**Given problem**
Select every line below containing the word "this".

----- Records provided -----

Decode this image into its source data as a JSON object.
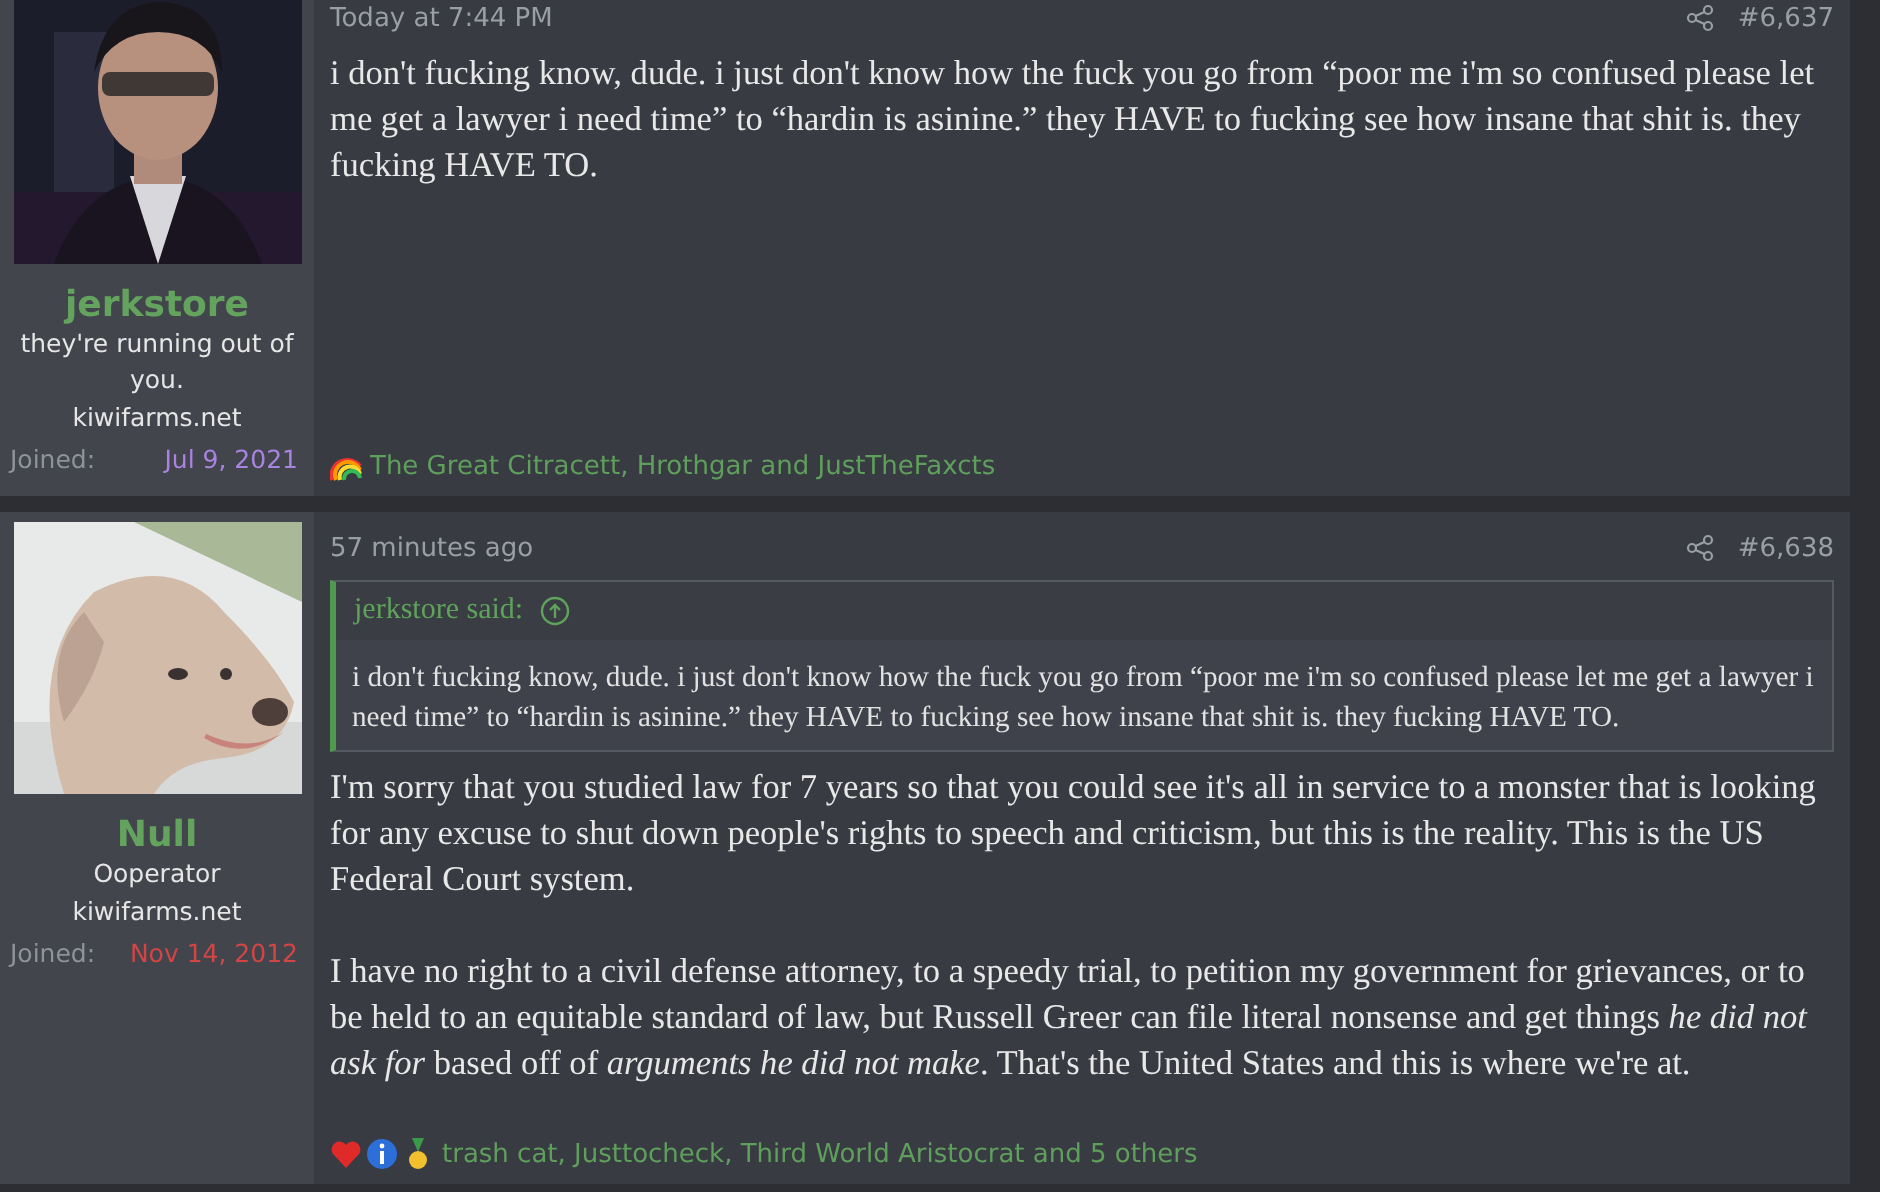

-----
----- Records provided -----

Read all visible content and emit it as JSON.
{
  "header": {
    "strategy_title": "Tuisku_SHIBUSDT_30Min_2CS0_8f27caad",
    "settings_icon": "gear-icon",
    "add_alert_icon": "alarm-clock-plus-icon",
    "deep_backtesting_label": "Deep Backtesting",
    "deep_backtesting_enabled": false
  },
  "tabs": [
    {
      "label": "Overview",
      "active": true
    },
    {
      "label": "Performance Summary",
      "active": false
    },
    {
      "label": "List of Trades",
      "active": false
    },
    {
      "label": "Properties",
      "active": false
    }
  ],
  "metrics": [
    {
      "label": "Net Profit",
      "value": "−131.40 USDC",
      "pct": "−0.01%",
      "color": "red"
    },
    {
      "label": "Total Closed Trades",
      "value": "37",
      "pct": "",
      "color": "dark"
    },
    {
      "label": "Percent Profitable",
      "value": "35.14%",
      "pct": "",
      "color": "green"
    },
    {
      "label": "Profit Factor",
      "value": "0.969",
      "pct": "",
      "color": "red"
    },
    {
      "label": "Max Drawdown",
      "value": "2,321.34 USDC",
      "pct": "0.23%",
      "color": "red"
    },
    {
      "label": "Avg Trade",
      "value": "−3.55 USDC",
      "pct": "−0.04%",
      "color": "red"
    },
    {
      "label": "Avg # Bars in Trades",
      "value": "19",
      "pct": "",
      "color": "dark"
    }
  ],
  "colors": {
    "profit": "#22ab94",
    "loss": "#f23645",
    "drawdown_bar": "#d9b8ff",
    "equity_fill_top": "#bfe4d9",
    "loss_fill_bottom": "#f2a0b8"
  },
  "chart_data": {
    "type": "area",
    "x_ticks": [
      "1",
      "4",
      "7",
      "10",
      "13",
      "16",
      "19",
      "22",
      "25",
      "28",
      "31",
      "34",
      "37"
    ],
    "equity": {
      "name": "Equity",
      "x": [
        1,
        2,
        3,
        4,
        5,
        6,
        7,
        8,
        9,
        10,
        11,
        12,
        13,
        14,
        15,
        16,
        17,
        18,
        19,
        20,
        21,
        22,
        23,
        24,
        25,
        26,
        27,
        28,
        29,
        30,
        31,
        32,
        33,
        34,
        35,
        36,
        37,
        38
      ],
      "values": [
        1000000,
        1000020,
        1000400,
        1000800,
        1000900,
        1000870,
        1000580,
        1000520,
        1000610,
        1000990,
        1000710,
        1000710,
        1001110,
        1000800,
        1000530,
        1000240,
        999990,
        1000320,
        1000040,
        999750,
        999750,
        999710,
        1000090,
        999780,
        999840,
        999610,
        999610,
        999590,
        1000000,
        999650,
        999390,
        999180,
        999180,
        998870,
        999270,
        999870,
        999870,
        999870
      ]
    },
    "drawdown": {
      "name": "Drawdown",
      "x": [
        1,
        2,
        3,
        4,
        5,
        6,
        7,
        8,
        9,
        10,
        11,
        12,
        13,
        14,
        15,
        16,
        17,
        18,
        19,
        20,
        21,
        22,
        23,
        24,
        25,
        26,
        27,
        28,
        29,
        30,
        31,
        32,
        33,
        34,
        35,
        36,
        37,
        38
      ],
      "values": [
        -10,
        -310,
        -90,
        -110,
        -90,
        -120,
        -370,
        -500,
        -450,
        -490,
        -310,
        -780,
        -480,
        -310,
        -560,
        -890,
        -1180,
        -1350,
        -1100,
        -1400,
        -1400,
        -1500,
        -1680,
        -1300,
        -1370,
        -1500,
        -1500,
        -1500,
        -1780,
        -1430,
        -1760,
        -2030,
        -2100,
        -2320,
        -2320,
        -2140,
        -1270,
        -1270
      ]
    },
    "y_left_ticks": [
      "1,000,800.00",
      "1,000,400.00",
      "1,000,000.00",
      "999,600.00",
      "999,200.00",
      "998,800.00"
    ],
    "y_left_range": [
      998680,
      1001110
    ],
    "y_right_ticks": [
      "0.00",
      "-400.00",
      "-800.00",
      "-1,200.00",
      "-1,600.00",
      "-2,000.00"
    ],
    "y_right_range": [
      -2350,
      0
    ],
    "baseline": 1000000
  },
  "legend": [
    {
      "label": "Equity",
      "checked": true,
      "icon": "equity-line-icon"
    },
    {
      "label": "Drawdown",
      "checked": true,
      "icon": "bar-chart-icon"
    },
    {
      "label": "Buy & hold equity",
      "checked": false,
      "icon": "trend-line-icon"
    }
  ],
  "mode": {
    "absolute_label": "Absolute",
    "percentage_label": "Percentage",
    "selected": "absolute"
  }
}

-----
----- Records provided -----

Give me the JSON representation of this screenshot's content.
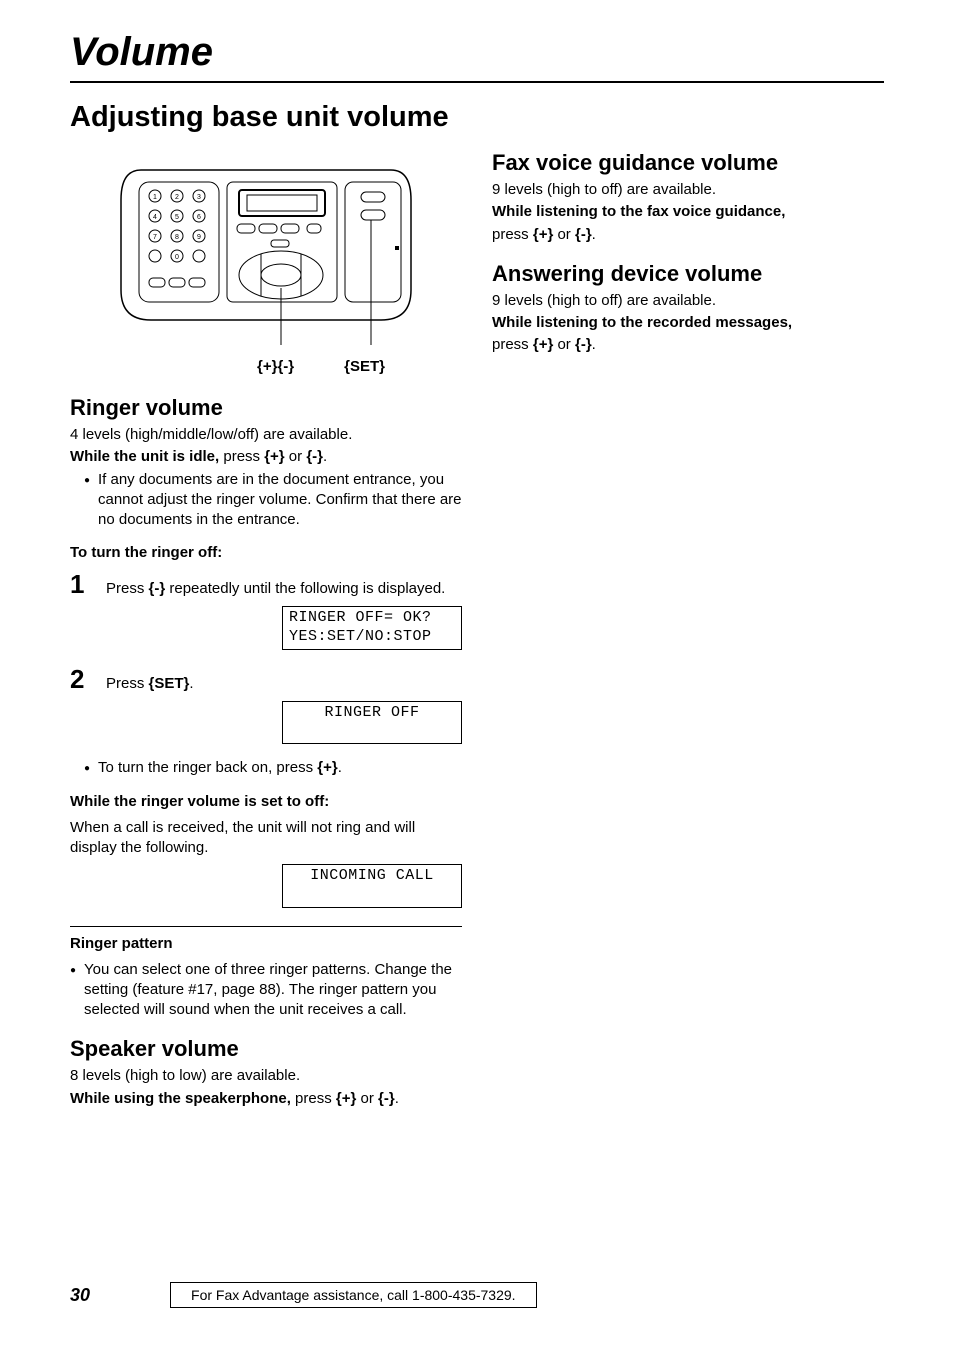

-----

**The result**
Decode this image into its source data as a JSON object.
Give me the JSON representation of this screenshot's content.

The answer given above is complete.